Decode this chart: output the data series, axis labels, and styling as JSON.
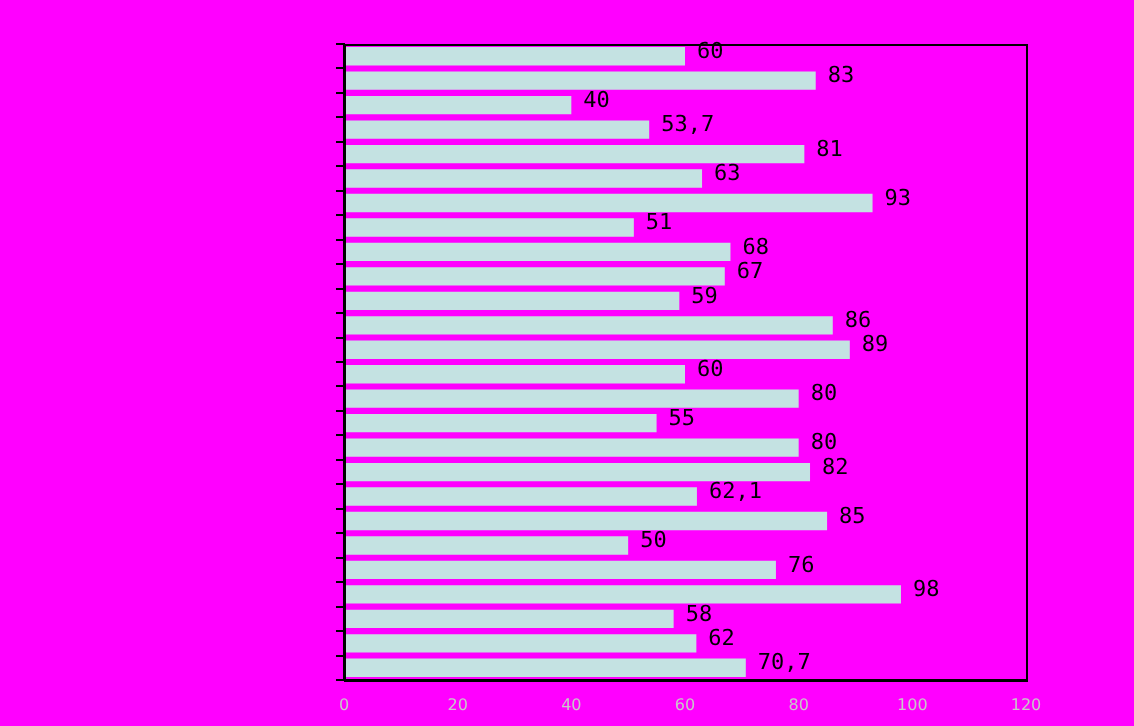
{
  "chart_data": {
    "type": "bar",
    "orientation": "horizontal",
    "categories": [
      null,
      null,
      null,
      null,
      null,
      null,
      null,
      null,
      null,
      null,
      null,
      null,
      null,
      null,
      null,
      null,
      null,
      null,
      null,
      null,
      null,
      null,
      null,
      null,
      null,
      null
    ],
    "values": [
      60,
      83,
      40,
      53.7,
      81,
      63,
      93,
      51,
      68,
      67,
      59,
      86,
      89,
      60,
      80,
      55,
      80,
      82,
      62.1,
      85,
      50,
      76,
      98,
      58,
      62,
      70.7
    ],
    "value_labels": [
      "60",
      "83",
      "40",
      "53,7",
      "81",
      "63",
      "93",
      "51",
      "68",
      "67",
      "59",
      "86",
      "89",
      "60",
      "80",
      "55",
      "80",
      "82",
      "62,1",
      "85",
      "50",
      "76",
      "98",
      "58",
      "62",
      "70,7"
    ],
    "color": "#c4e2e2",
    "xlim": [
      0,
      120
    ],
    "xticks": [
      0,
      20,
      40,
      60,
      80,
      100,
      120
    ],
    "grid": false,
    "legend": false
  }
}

...

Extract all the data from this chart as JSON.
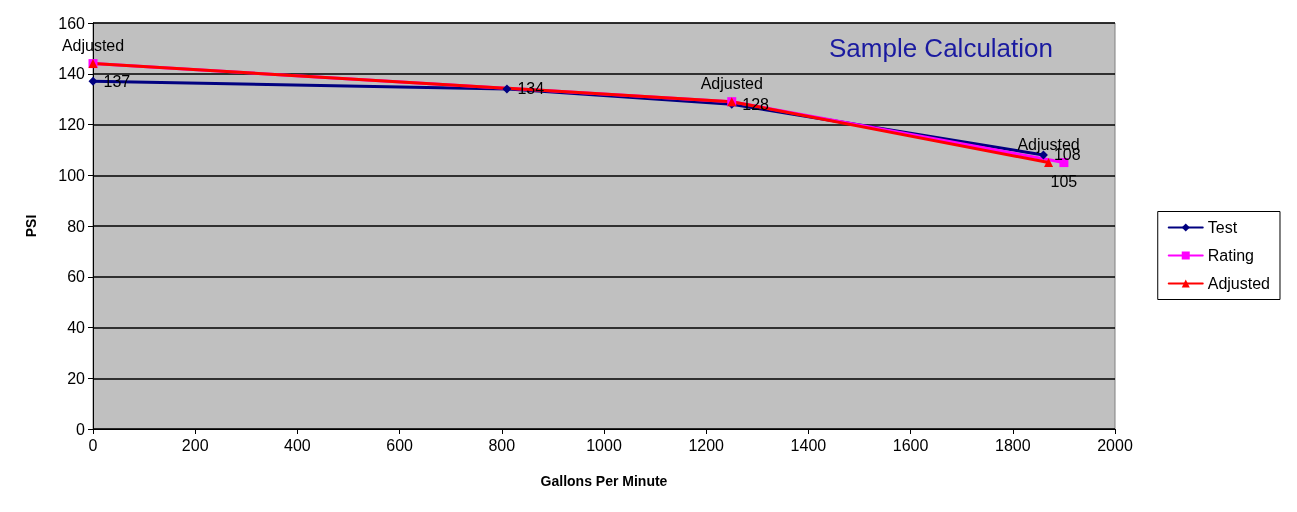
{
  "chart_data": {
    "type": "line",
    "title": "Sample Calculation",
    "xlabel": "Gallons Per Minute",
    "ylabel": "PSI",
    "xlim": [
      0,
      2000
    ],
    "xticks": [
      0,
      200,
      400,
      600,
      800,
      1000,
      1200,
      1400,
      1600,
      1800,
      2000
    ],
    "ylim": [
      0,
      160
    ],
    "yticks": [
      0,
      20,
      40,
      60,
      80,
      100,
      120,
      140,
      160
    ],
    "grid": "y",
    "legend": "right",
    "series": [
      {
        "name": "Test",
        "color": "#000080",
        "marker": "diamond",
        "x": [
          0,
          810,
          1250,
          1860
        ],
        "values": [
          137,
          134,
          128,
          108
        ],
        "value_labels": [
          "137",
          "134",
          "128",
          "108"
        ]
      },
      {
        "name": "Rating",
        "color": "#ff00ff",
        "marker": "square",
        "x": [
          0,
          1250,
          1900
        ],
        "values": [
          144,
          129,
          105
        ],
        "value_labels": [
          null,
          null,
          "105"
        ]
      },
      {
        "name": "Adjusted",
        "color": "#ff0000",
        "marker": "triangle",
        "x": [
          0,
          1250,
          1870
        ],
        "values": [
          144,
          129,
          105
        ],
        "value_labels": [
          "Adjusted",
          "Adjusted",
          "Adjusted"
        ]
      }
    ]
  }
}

---

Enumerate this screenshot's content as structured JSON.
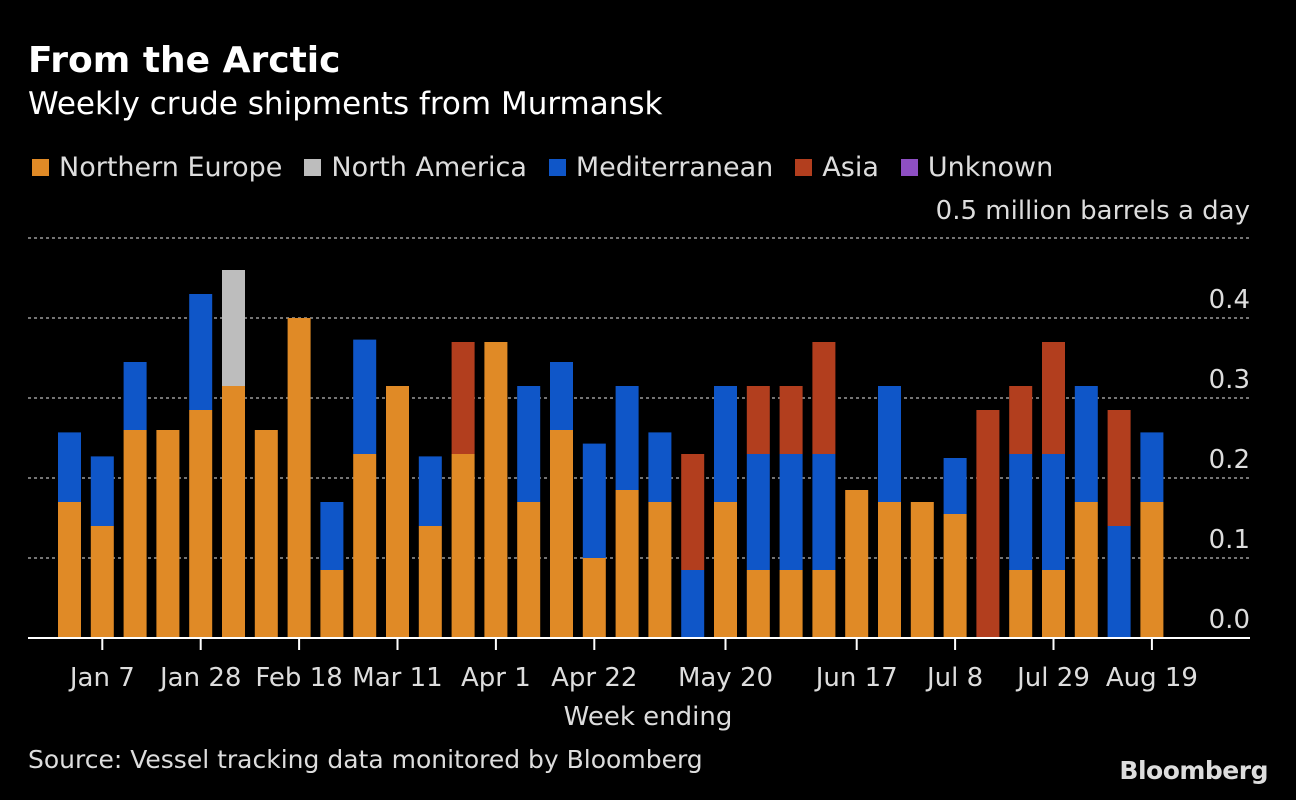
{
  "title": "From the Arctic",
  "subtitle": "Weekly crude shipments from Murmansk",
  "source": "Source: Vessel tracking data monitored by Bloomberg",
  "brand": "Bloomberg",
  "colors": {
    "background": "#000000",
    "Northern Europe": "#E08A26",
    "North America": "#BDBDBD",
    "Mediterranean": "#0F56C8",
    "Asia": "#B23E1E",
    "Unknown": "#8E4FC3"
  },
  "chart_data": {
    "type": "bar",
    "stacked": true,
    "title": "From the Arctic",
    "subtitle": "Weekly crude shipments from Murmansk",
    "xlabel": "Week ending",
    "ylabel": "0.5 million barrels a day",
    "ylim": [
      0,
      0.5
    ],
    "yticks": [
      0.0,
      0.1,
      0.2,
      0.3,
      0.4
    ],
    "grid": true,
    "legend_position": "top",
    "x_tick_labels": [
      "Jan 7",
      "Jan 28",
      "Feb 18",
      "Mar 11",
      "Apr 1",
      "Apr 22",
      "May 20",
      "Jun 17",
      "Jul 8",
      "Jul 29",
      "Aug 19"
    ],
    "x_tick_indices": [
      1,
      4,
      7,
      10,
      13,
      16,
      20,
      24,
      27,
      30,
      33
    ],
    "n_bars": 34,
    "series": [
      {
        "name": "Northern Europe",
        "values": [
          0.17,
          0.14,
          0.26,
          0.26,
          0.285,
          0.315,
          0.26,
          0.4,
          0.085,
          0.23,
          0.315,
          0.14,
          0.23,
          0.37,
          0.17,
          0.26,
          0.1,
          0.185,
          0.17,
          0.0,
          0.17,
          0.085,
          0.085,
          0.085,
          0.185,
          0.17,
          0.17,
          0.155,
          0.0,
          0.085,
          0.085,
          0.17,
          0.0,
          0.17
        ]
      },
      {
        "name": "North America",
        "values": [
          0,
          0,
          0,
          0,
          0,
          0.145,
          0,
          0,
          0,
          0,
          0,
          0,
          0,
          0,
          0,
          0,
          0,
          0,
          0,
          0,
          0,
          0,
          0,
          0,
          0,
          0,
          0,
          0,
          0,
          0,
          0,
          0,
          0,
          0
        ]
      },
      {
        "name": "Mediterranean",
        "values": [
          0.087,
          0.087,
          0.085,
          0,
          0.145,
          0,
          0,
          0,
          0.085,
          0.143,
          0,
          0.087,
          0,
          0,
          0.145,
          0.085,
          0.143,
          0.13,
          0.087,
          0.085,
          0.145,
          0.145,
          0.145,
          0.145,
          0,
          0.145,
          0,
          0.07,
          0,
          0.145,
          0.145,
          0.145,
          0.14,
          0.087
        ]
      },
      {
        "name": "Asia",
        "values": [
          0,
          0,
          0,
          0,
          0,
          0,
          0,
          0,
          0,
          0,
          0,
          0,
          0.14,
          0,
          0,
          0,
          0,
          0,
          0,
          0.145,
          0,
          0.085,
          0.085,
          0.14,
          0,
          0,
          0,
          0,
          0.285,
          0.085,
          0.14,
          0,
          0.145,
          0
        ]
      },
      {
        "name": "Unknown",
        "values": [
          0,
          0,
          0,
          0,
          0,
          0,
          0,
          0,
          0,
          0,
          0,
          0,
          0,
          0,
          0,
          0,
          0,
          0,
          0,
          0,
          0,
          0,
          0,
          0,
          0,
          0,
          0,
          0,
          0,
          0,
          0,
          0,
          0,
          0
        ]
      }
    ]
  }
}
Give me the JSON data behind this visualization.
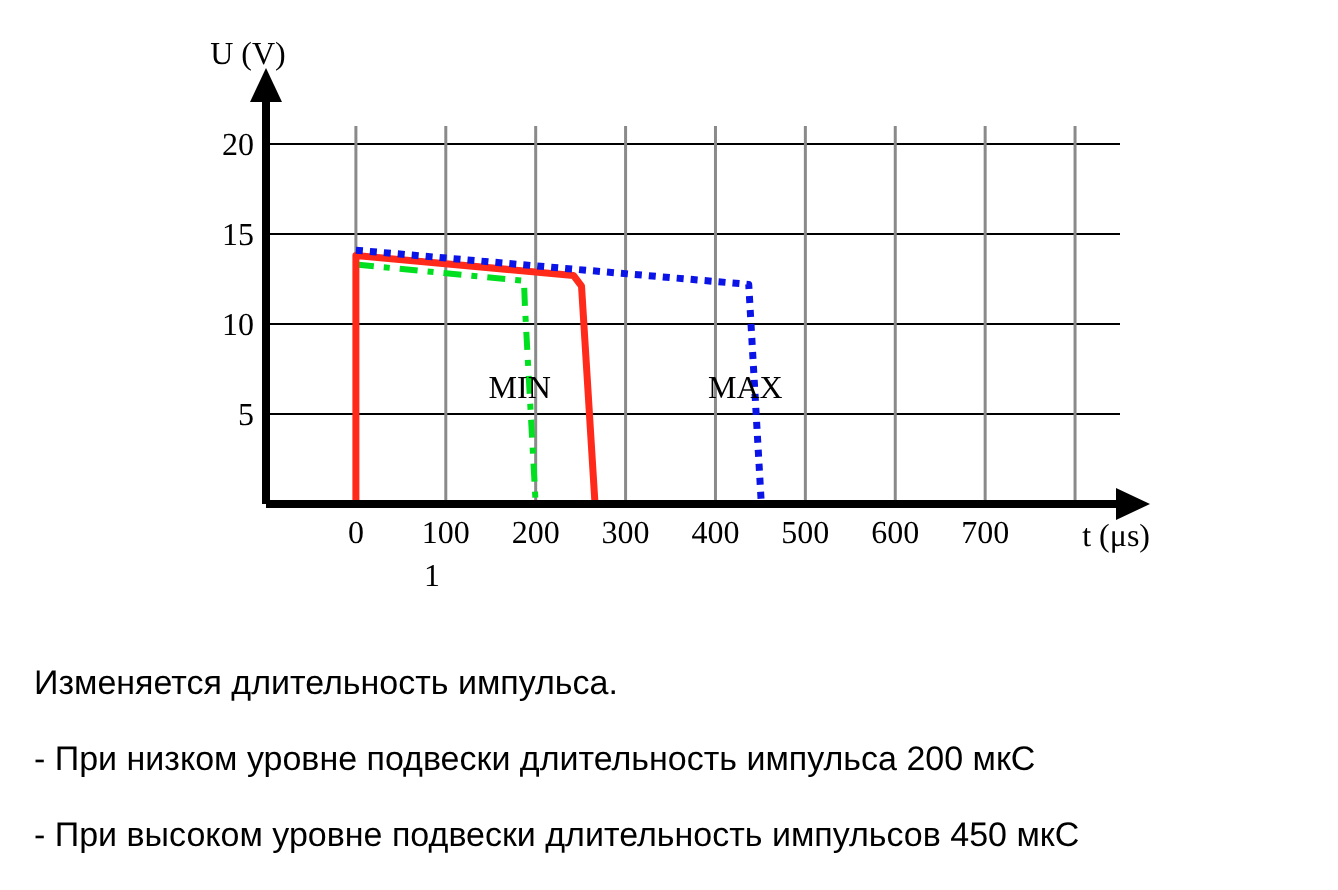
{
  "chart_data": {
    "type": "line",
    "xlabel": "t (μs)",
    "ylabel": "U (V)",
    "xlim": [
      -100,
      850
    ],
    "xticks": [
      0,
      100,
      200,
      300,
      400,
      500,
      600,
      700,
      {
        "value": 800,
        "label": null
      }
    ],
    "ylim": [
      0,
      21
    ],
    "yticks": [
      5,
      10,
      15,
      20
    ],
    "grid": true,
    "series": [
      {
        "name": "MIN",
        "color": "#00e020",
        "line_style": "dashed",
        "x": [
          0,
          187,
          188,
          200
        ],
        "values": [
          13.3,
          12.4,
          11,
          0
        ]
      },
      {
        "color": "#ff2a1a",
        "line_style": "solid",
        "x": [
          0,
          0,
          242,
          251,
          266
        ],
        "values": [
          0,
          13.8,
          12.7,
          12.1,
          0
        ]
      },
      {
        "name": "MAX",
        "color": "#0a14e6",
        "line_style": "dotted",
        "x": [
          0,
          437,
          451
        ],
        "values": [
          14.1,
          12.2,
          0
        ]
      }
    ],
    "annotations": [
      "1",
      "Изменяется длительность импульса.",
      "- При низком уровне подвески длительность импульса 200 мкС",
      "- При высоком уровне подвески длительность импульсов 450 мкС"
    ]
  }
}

— Exercise brief —
Filter the listing for the word "subtitle" and copy every line that holds it.

— Full response —
  "subtitle": "Weekly crude shipments from Murmansk",
    "subtitle": "Weekly crude shipments from Murmansk",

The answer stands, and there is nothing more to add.